● PAGE TEXT
• • • •
The soundtrack received mixed reviews, with Danny Graydon of Empire gave a mixed review saying "Howard efficiently maintains Bourne's music, but doesn't significantly progress it", while Brad Kamminga of Film Score Reviews criticised it as "dull and unmemorable". Edmund Meinerts of Tracksounds also wrote "For being basically competent and containing few outright unpleasant or unlistenable moments, The Bourne Legacy scrapes a five out of ten, but when one of the year's dullest score albums comes from an action-packed thriller, you know something has gone wrong." Filmtracks.com also gave a negative review, commenting "The score is competent in each of its parts, but it concentrates more on respecting its predecessors than taking the opportunity to explore potentially convincing new avenues with that basic sound." James Southall of Movie Wave wrote "even those sections are reasonably elaborate in the way they're constructed – it's easy to tell how much effort has gone into it – but it just never quite all comes together and too much of it is just boring".
• • • •
● PROVIDED INFORMATION
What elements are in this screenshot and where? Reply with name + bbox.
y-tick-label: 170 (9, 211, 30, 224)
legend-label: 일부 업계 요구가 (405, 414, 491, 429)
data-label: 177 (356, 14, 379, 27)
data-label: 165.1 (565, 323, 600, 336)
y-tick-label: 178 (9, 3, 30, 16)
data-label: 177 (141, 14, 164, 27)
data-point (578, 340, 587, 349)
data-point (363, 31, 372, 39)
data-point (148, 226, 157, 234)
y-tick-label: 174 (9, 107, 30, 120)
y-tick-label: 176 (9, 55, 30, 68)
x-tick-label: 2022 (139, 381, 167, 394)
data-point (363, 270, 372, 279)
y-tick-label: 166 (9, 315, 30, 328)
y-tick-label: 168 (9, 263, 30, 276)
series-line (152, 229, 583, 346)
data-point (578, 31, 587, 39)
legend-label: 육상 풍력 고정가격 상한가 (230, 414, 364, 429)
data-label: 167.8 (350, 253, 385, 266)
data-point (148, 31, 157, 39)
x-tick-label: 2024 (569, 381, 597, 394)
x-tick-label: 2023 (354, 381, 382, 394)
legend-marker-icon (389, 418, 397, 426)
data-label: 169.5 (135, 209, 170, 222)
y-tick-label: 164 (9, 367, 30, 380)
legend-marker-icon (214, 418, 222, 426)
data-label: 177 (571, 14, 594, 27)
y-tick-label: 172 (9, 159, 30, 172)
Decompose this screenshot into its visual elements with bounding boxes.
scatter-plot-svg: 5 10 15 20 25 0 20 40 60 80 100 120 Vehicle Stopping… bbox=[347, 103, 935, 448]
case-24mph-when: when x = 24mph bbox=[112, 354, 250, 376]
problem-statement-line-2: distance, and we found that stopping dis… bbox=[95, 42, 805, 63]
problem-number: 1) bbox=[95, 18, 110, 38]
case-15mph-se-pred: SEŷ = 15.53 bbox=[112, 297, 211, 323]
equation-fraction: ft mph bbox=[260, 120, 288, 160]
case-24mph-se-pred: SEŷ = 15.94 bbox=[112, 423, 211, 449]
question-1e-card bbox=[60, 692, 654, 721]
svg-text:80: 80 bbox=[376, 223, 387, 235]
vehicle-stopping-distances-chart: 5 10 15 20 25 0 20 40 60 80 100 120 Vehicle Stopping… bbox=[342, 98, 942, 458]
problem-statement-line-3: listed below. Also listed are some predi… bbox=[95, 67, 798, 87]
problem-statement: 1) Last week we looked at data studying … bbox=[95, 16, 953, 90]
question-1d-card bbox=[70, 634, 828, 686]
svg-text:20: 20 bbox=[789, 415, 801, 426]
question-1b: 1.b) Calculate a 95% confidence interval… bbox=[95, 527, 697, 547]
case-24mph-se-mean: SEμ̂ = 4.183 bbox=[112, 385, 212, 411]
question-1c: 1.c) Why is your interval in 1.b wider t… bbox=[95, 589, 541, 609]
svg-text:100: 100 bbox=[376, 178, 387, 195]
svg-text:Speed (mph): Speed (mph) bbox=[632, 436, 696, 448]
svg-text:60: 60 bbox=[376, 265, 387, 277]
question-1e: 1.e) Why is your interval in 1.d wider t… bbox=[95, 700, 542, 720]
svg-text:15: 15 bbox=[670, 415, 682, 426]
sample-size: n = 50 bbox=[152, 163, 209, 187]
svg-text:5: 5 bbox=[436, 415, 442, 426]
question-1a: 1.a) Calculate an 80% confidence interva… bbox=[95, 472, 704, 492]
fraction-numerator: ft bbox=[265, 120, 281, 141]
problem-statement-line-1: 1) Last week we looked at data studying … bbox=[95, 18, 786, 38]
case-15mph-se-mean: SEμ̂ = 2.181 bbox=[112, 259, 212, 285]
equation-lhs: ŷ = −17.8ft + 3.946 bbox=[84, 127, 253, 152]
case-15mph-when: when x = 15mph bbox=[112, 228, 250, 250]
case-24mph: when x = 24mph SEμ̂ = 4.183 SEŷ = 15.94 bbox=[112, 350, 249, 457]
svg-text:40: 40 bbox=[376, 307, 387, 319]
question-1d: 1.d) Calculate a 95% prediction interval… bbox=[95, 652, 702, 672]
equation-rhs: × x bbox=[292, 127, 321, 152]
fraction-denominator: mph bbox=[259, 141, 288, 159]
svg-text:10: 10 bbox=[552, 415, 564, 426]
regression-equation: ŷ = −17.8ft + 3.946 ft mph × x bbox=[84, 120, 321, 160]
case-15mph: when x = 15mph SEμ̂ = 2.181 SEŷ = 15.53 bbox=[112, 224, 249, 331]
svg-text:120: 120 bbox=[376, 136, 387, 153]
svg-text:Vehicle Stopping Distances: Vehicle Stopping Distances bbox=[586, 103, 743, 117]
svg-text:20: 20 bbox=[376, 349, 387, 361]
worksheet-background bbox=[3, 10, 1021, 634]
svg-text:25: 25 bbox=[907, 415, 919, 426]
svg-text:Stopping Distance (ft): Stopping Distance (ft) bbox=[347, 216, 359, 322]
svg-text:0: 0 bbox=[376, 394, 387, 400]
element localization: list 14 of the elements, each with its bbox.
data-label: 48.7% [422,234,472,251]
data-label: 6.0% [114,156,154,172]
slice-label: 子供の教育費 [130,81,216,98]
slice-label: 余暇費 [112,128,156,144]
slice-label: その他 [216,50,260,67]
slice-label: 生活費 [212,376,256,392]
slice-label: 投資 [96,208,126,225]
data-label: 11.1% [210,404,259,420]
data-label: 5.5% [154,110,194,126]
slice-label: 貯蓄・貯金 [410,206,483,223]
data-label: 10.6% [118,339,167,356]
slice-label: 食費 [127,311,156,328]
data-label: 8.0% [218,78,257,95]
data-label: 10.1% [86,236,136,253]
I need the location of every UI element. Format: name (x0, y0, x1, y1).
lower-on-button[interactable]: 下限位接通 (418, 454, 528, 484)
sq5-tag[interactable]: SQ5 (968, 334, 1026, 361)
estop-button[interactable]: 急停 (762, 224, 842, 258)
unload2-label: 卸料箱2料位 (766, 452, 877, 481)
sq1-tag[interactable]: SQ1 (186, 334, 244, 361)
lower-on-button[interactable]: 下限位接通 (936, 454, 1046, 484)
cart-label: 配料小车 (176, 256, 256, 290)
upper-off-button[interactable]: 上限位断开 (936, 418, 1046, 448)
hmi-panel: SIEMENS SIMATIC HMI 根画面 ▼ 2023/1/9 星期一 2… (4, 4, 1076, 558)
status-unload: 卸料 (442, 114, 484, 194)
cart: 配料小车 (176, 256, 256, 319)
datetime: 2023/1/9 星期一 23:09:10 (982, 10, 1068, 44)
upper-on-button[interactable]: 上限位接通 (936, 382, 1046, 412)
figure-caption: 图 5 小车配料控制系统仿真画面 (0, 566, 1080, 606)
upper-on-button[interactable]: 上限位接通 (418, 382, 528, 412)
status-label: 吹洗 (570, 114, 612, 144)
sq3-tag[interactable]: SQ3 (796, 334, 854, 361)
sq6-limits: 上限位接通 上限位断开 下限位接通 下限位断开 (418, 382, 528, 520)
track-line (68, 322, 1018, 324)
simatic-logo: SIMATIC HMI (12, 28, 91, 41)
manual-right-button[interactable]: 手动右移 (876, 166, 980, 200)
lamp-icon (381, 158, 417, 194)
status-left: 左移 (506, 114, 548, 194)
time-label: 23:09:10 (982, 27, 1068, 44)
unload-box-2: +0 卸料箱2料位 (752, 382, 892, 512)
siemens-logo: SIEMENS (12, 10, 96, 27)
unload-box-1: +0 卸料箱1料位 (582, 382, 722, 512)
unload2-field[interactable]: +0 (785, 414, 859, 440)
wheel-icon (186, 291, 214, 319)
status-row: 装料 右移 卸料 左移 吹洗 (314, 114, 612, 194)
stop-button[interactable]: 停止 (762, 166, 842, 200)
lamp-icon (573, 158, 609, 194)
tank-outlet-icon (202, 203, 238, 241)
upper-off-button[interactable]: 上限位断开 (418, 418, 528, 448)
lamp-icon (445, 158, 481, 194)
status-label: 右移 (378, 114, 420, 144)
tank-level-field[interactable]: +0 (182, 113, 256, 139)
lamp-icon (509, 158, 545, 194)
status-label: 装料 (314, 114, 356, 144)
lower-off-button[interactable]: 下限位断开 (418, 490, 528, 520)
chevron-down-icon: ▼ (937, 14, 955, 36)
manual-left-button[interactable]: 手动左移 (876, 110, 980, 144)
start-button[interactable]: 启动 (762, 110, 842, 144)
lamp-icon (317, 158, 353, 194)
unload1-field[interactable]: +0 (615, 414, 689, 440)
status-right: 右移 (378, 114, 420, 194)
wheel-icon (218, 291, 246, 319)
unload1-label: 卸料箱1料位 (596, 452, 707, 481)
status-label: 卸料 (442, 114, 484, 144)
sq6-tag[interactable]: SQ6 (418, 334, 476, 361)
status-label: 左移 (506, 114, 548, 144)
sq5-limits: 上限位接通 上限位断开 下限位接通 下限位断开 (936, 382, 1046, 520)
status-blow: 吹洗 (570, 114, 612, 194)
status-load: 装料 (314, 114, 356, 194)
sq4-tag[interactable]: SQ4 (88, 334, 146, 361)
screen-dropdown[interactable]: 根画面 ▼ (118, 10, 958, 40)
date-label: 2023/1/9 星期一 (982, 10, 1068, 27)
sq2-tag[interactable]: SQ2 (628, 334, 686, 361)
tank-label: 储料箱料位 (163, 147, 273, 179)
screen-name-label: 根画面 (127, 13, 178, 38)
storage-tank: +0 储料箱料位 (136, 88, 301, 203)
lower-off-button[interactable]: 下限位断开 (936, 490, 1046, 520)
• • • •
● WHAT IS ASKED
[1] Using the passage on reviews of The Bourne Legacy score, answer these:
(a) What score out of ten does Edmund Meinerts of Tracksounds say the album scrapes?
(b) Which publication is Brad Kamminga from, and what words did he use to criticize the score?
(c) According to Filmtracks.com, what does the score concentrate on more than exploring new avenues?
[2] Can you carry the passage on reviews of The Bourne Legacy score forward from its last sentence?

● FINAL RESULTS
[1]
(a) Five out of ten.
(b) Film Score Reviews; he called it "dull and unmemorable".
(c) Respecting its predecessors.

[2]
In contrast, James Christopher Monger of AllMusic wrote "The resulting score for The Bourne Legacy is as relentlessly taut as it is atmospheric, expertly doling out layer after layer of chilly electronics, thundering kettle drums, and dissonant strings, before careening feet-first into the familiar opening strains of Moby's "Extreme Ways," which appears here in a slightly updated form". Brent Simon of Screen International wrote "Nicely incorporating different percussive elements, Newton Howard's score captures the film's nervous energy". Richard Propes of The Independent Critic commented "James Newton Howard's original music is fine, though a bit more cliche'd than one might expect from the acclaimed composer".

Professional ratings
Review scores
| Source | Rating |
| AllMusic | Star |
| Empire | Star |
| Film Score Reviews | Star Half star |
| Filmtracks | Star |
| Movie Wave | Star |
| Tracksounds | Star |

== Accolades ==
Howard received a World Soundtrack Awards nomination for Film Composer of the Year losing to Mychael Danna for Life of Pi. He was longlisted for Best Original Score at the 85th Academy Awards along with 104 contenders, this include his scores for The Hunger Games and Snow White and the Huntsman, but failed to receive a nomination.

== Credits ==
Credits adapted from CD liner notes.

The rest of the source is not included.